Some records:
* start *

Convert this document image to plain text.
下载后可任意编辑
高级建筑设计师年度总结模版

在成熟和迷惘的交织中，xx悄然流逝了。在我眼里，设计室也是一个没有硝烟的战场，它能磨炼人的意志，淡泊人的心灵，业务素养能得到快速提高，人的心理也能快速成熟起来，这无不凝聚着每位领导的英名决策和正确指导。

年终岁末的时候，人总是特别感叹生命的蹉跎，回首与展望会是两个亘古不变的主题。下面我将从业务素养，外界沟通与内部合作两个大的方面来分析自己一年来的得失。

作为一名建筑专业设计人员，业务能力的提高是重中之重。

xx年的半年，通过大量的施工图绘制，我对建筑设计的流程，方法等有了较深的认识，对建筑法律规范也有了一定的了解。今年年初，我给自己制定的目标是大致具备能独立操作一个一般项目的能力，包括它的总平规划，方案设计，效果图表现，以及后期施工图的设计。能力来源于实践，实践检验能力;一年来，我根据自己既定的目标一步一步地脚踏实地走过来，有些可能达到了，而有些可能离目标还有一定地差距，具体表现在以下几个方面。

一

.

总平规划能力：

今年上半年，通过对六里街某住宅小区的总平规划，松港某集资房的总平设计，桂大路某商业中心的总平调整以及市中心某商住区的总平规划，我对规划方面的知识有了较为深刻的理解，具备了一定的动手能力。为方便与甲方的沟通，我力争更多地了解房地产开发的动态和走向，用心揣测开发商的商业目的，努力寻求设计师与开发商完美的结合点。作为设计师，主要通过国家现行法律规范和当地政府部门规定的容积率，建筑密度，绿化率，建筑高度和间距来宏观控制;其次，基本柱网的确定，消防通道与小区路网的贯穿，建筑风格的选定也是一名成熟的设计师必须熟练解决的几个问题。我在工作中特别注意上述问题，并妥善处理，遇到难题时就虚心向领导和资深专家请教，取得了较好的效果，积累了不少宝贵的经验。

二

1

* end *

# [PROBLEM STATEMENT]
Copy each entry exactly, with nothing added or dropped.

# [RESPONSE]
Convert this document image to plain text.
下载后可任意编辑
高级建筑设计师年度总结模版

在成熟和迷惘的交织中，xx悄然流逝了。在我眼里，设计室也是一个没有硝烟的战场，它能磨炼人的意志，淡泊人的心灵，业务素养能得到快速提高，人的心理也能快速成熟起来，这无不凝聚着每位领导的英名决策和正确指导。

年终岁末的时候，人总是特别感叹生命的蹉跎，回首与展望会是两个亘古不变的主题。下面我将从业务素养，外界沟通与内部合作两个大的方面来分析自己一年来的得失。

作为一名建筑专业设计人员，业务能力的提高是重中之重。

xx年的半年，通过大量的施工图绘制，我对建筑设计的流程，方法等有了较深的认识，对建筑法律规范也有了一定的了解。今年年初，我给自己制定的目标是大致具备能独立操作一个一般项目的能力，包括它的总平规划，方案设计，效果图表现，以及后期施工图的设计。能力来源于实践，实践检验能力;一年来，我根据自己既定的目标一步一步地脚踏实地走过来，有些可能达到了，而有些可能离目标还有一定地差距，具体表现在以下几个方面。

一

.

总平规划能力：

今年上半年，通过对六里街某住宅小区的总平规划，松港某集资房的总平设计，桂大路某商业中心的总平调整以及市中心某商住区的总平规划，我对规划方面的知识有了较为深刻的理解，具备了一定的动手能力。为方便与甲方的沟通，我力争更多地了解房地产开发的动态和走向，用心揣测开发商的商业目的，努力寻求设计师与开发商完美的结合点。作为设计师，主要通过国家现行法律规范和当地政府部门规定的容积率，建筑密度，绿化率，建筑高度和间距来宏观控制;其次，基本柱网的确定，消防通道与小区路网的贯穿，建筑风格的选定也是一名成熟的设计师必须熟练解决的几个问题。我在工作中特别注意上述问题，并妥善处理，遇到难题时就虚心向领导和资深专家请教，取得了较好的效果，积累了不少宝贵的经验。

二

1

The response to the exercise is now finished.